• _TASK DESCRIPTION_
Every line of the listing must be reproduced as it stands. Leave the images behind.

• _PROVIDED RECORDS_
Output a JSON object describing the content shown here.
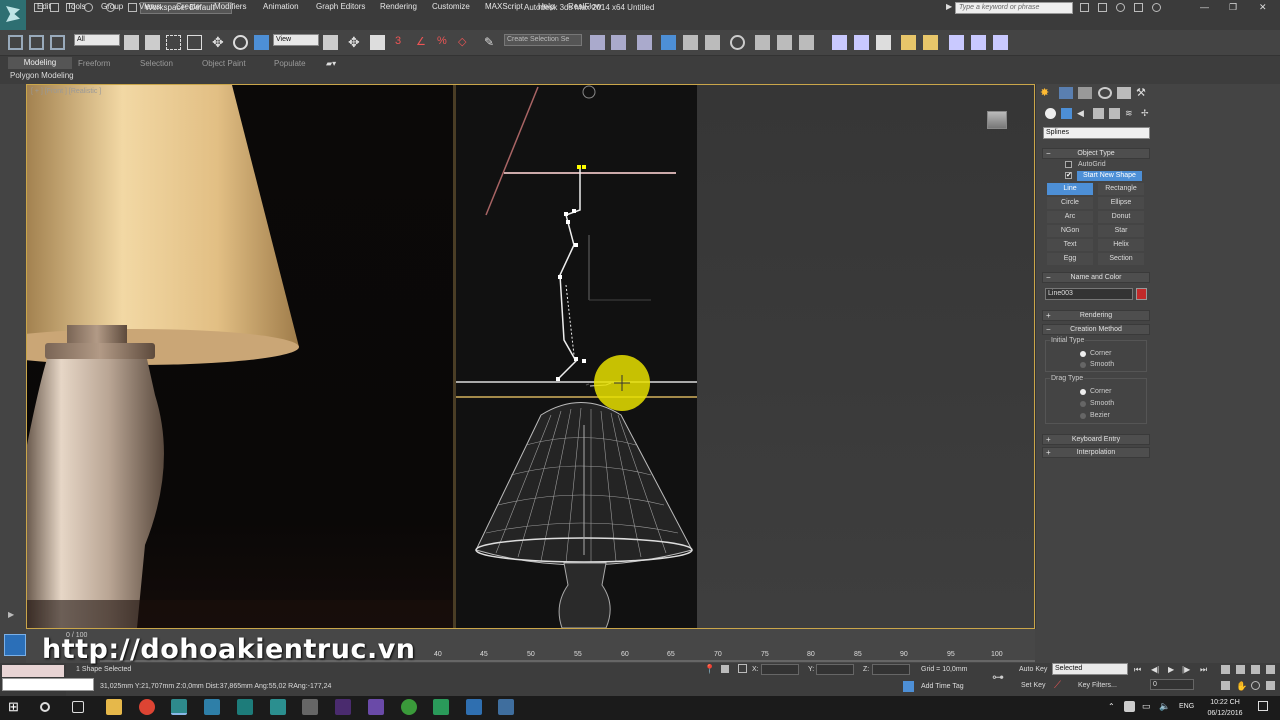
{
  "titlebar": {
    "workspace": "Workspace: Default",
    "title": "Autodesk 3ds Max  2014 x64      Untitled",
    "search_placeholder": "Type a keyword or phrase"
  },
  "menu": [
    "Edit",
    "Tools",
    "Group",
    "Views",
    "Create",
    "Modifiers",
    "Animation",
    "Graph Editors",
    "Rendering",
    "Customize",
    "MAXScript",
    "Help",
    "RealFlow"
  ],
  "toolbar": {
    "selection_filter": "All",
    "reference_coord": "View",
    "named_selection": "Create Selection Se"
  },
  "ribbon": {
    "tabs": [
      "Modeling",
      "Freeform",
      "Selection",
      "Object Paint",
      "Populate"
    ],
    "sub_label": "Polygon Modeling"
  },
  "viewport": {
    "label": "[ + ] [Front ] [Realistic ]"
  },
  "command_panel": {
    "category": "Splines",
    "object_type": {
      "title": "Object Type",
      "autogrid": "AutoGrid",
      "start_new_shape": "Start New Shape",
      "buttons": [
        "Line",
        "Rectangle",
        "Circle",
        "Ellipse",
        "Arc",
        "Donut",
        "NGon",
        "Star",
        "Text",
        "Helix",
        "Egg",
        "Section"
      ]
    },
    "name_and_color": {
      "title": "Name and Color",
      "name": "Line003",
      "color": "#c22a2a"
    },
    "rendering_title": "Rendering",
    "creation_method": {
      "title": "Creation Method",
      "initial_type": "Initial Type",
      "initial_options": [
        "Corner",
        "Smooth"
      ],
      "drag_type": "Drag Type",
      "drag_options": [
        "Corner",
        "Smooth",
        "Bezier"
      ]
    },
    "keyboard_entry": "Keyboard Entry",
    "interpolation": "Interpolation"
  },
  "timeline": {
    "slider": "0 / 100",
    "ruler": [
      "40",
      "45",
      "50",
      "55",
      "60",
      "65",
      "70",
      "75",
      "80",
      "85",
      "90",
      "95",
      "100"
    ]
  },
  "status": {
    "selection": "1 Shape Selected",
    "prompt": "31,025mm  Y:21,707mm  Z:0,0mm  Dist:37,865mm  Ang:55,02  RAng:-177,24",
    "x_label": "X:",
    "y_label": "Y:",
    "z_label": "Z:",
    "grid": "Grid = 10,0mm",
    "add_time_tag": "Add Time Tag",
    "auto_key": "Auto Key",
    "set_key": "Set Key",
    "selected": "Selected",
    "key_filters": "Key Filters...",
    "frame": "0"
  },
  "watermark": "http://dohoakientruc.vn",
  "taskbar": {
    "lang": "ENG",
    "time": "10:22 CH",
    "date": "06/12/2016"
  }
}
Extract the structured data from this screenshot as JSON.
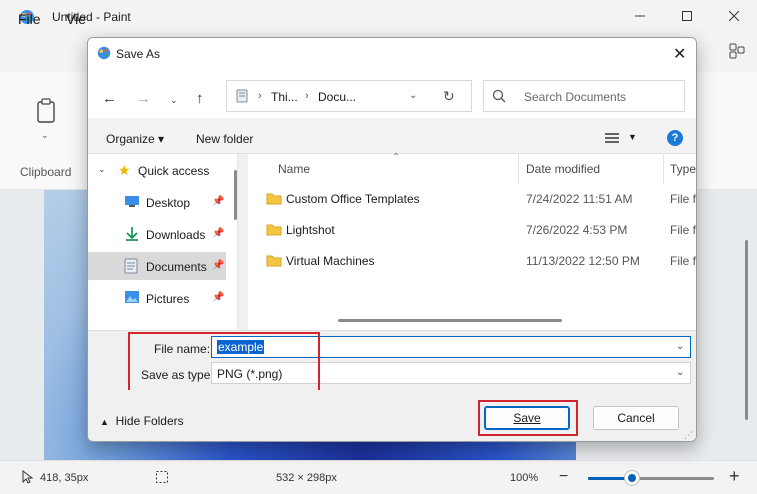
{
  "paint": {
    "title": "Untitled - Paint",
    "menu_file": "File",
    "menu_view": "Vie",
    "clipboard_label": "Clipboard",
    "status": {
      "coords": "418, 35px",
      "size": "532 × 298px",
      "zoom": "100%",
      "zoom_fraction": 0.35
    }
  },
  "dialog": {
    "title": "Save As",
    "address": {
      "seg1": "Thi...",
      "seg2": "Docu..."
    },
    "search_placeholder": "Search Documents",
    "organize_label": "Organize ▾",
    "new_folder_label": "New folder",
    "help_label": "?",
    "nav": {
      "quick_access": "Quick access",
      "items": [
        {
          "label": "Desktop",
          "icon": "desktop-icon"
        },
        {
          "label": "Downloads",
          "icon": "download-icon"
        },
        {
          "label": "Documents",
          "icon": "documents-icon",
          "selected": true
        },
        {
          "label": "Pictures",
          "icon": "pictures-icon"
        }
      ]
    },
    "columns": {
      "name": "Name",
      "date": "Date modified",
      "type": "Type"
    },
    "files": [
      {
        "name": "Custom Office Templates",
        "date": "7/24/2022 11:51 AM",
        "type": "File fo"
      },
      {
        "name": "Lightshot",
        "date": "7/26/2022 4:53 PM",
        "type": "File fo"
      },
      {
        "name": "Virtual Machines",
        "date": "11/13/2022 12:50 PM",
        "type": "File fo"
      }
    ],
    "file_name_label": "File name:",
    "file_name_value": "example",
    "save_type_label": "Save as type:",
    "save_type_value": "PNG (*.png)",
    "hide_folders_label": "Hide Folders",
    "save_label": "Save",
    "cancel_label": "Cancel"
  },
  "colors": {
    "accent": "#0067c0",
    "highlight_box": "#d1242f",
    "folder": "#f5c542"
  }
}
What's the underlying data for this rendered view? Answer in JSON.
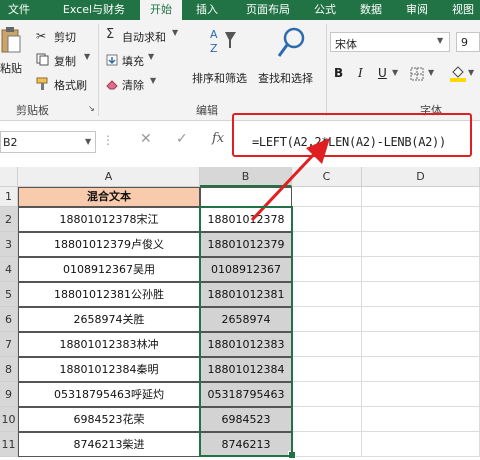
{
  "tabs": [
    "文件",
    "Excel与财务",
    "开始",
    "插入",
    "页面布局",
    "公式",
    "数据",
    "审阅",
    "视图"
  ],
  "clipboard": {
    "cut": "剪切",
    "copy": "复制",
    "paste": "粘贴",
    "format_painter": "格式刷",
    "group": "剪贴板"
  },
  "editing": {
    "autosum": "自动求和",
    "fill": "填充",
    "clear": "清除",
    "sort_filter": "排序和筛选",
    "find_select": "查找和选择",
    "group": "编辑"
  },
  "font": {
    "name": "宋体",
    "size": "9",
    "bold": "B",
    "italic": "I",
    "underline": "U",
    "group": "字体"
  },
  "namebox": "B2",
  "formula": "=LEFT(A2,2*LEN(A2)-LENB(A2))",
  "fx": "fx",
  "columns": [
    "A",
    "B",
    "C",
    "D"
  ],
  "row_numbers": [
    "1",
    "2",
    "3",
    "4",
    "5",
    "6",
    "7",
    "8",
    "9",
    "10",
    "11"
  ],
  "header_a": "混合文本",
  "rows": [
    {
      "a": "18801012378宋江",
      "b": "18801012378"
    },
    {
      "a": "18801012379卢俊义",
      "b": "18801012379"
    },
    {
      "a": "0108912367吴用",
      "b": "0108912367"
    },
    {
      "a": "18801012381公孙胜",
      "b": "18801012381"
    },
    {
      "a": "2658974关胜",
      "b": "2658974"
    },
    {
      "a": "18801012383林冲",
      "b": "18801012383"
    },
    {
      "a": "18801012384秦明",
      "b": "18801012384"
    },
    {
      "a": "05318795463呼延灼",
      "b": "05318795463"
    },
    {
      "a": "6984523花荣",
      "b": "6984523"
    },
    {
      "a": "8746213柴进",
      "b": "8746213"
    }
  ],
  "colors": {
    "ribbon_green": "#217346",
    "header_fill": "#f8cbad",
    "selection_fill": "#d3d3d3",
    "highlight_red": "#e02020"
  }
}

• _RIGHT ANSWER_
Output a JSON object describing the content shown here.
{
  "titlebar": {
    "workspace": "Workspace: Default",
    "title": "Autodesk 3ds Max  2014 x64      Untitled",
    "search_placeholder": "Type a keyword or phrase"
  },
  "menu": [
    "Edit",
    "Tools",
    "Group",
    "Views",
    "Create",
    "Modifiers",
    "Animation",
    "Graph Editors",
    "Rendering",
    "Customize",
    "MAXScript",
    "Help",
    "RealFlow"
  ],
  "toolbar": {
    "selection_filter": "All",
    "reference_coord": "View",
    "named_selection": "Create Selection Se"
  },
  "ribbon": {
    "tabs": [
      "Modeling",
      "Freeform",
      "Selection",
      "Object Paint",
      "Populate"
    ],
    "sub_label": "Polygon Modeling"
  },
  "viewport": {
    "label": "[ + ] [Front ] [Realistic ]"
  },
  "command_panel": {
    "category": "Splines",
    "object_type": {
      "title": "Object Type",
      "autogrid": "AutoGrid",
      "start_new_shape": "Start New Shape",
      "buttons": [
        "Line",
        "Rectangle",
        "Circle",
        "Ellipse",
        "Arc",
        "Donut",
        "NGon",
        "Star",
        "Text",
        "Helix",
        "Egg",
        "Section"
      ]
    },
    "name_and_color": {
      "title": "Name and Color",
      "name": "Line003",
      "color": "#c22a2a"
    },
    "rendering_title": "Rendering",
    "creation_method": {
      "title": "Creation Method",
      "initial_type": "Initial Type",
      "initial_options": [
        "Corner",
        "Smooth"
      ],
      "drag_type": "Drag Type",
      "drag_options": [
        "Corner",
        "Smooth",
        "Bezier"
      ]
    },
    "keyboard_entry": "Keyboard Entry",
    "interpolation": "Interpolation"
  },
  "timeline": {
    "slider": "0 / 100",
    "ruler": [
      "40",
      "45",
      "50",
      "55",
      "60",
      "65",
      "70",
      "75",
      "80",
      "85",
      "90",
      "95",
      "100"
    ]
  },
  "status": {
    "selection": "1 Shape Selected",
    "prompt": "31,025mm  Y:21,707mm  Z:0,0mm  Dist:37,865mm  Ang:55,02  RAng:-177,24",
    "x_label": "X:",
    "y_label": "Y:",
    "z_label": "Z:",
    "grid": "Grid = 10,0mm",
    "add_time_tag": "Add Time Tag",
    "auto_key": "Auto Key",
    "set_key": "Set Key",
    "selected": "Selected",
    "key_filters": "Key Filters...",
    "frame": "0"
  },
  "watermark": "http://dohoakientruc.vn",
  "taskbar": {
    "lang": "ENG",
    "time": "10:22 CH",
    "date": "06/12/2016"
  }
}
Extract the structured data from this screenshot as JSON.
{
  "paint": {
    "title": "Untitled - Paint",
    "menu_file": "File",
    "menu_view": "Vie",
    "clipboard_label": "Clipboard",
    "status": {
      "coords": "418, 35px",
      "size": "532 × 298px",
      "zoom": "100%",
      "zoom_fraction": 0.35
    }
  },
  "dialog": {
    "title": "Save As",
    "address": {
      "seg1": "Thi...",
      "seg2": "Docu..."
    },
    "search_placeholder": "Search Documents",
    "organize_label": "Organize ▾",
    "new_folder_label": "New folder",
    "help_label": "?",
    "nav": {
      "quick_access": "Quick access",
      "items": [
        {
          "label": "Desktop",
          "icon": "desktop-icon"
        },
        {
          "label": "Downloads",
          "icon": "download-icon"
        },
        {
          "label": "Documents",
          "icon": "documents-icon",
          "selected": true
        },
        {
          "label": "Pictures",
          "icon": "pictures-icon"
        }
      ]
    },
    "columns": {
      "name": "Name",
      "date": "Date modified",
      "type": "Type"
    },
    "files": [
      {
        "name": "Custom Office Templates",
        "date": "7/24/2022 11:51 AM",
        "type": "File fo"
      },
      {
        "name": "Lightshot",
        "date": "7/26/2022 4:53 PM",
        "type": "File fo"
      },
      {
        "name": "Virtual Machines",
        "date": "11/13/2022 12:50 PM",
        "type": "File fo"
      }
    ],
    "file_name_label": "File name:",
    "file_name_value": "example",
    "save_type_label": "Save as type:",
    "save_type_value": "PNG (*.png)",
    "hide_folders_label": "Hide Folders",
    "save_label": "Save",
    "cancel_label": "Cancel"
  },
  "colors": {
    "accent": "#0067c0",
    "highlight_box": "#d1242f",
    "folder": "#f5c542"
  }
}
What's the underlying data for this rendered view? Answer in JSON.
{
  "tabs": [
    "文件",
    "Excel与财务",
    "开始",
    "插入",
    "页面布局",
    "公式",
    "数据",
    "审阅",
    "视图"
  ],
  "clipboard": {
    "cut": "剪切",
    "copy": "复制",
    "paste": "粘贴",
    "format_painter": "格式刷",
    "group": "剪贴板"
  },
  "editing": {
    "autosum": "自动求和",
    "fill": "填充",
    "clear": "清除",
    "sort_filter": "排序和筛选",
    "find_select": "查找和选择",
    "group": "编辑"
  },
  "font": {
    "name": "宋体",
    "size": "9",
    "bold": "B",
    "italic": "I",
    "underline": "U",
    "group": "字体"
  },
  "namebox": "B2",
  "formula": "=LEFT(A2,2*LEN(A2)-LENB(A2))",
  "fx": "fx",
  "columns": [
    "A",
    "B",
    "C",
    "D"
  ],
  "row_numbers": [
    "1",
    "2",
    "3",
    "4",
    "5",
    "6",
    "7",
    "8",
    "9",
    "10",
    "11"
  ],
  "header_a": "混合文本",
  "rows": [
    {
      "a": "18801012378宋江",
      "b": "18801012378"
    },
    {
      "a": "18801012379卢俊义",
      "b": "18801012379"
    },
    {
      "a": "0108912367吴用",
      "b": "0108912367"
    },
    {
      "a": "18801012381公孙胜",
      "b": "18801012381"
    },
    {
      "a": "2658974关胜",
      "b": "2658974"
    },
    {
      "a": "18801012383林冲",
      "b": "18801012383"
    },
    {
      "a": "18801012384秦明",
      "b": "18801012384"
    },
    {
      "a": "05318795463呼延灼",
      "b": "05318795463"
    },
    {
      "a": "6984523花荣",
      "b": "6984523"
    },
    {
      "a": "8746213柴进",
      "b": "8746213"
    }
  ],
  "colors": {
    "ribbon_green": "#217346",
    "header_fill": "#f8cbad",
    "selection_fill": "#d3d3d3",
    "highlight_red": "#e02020"
  }
}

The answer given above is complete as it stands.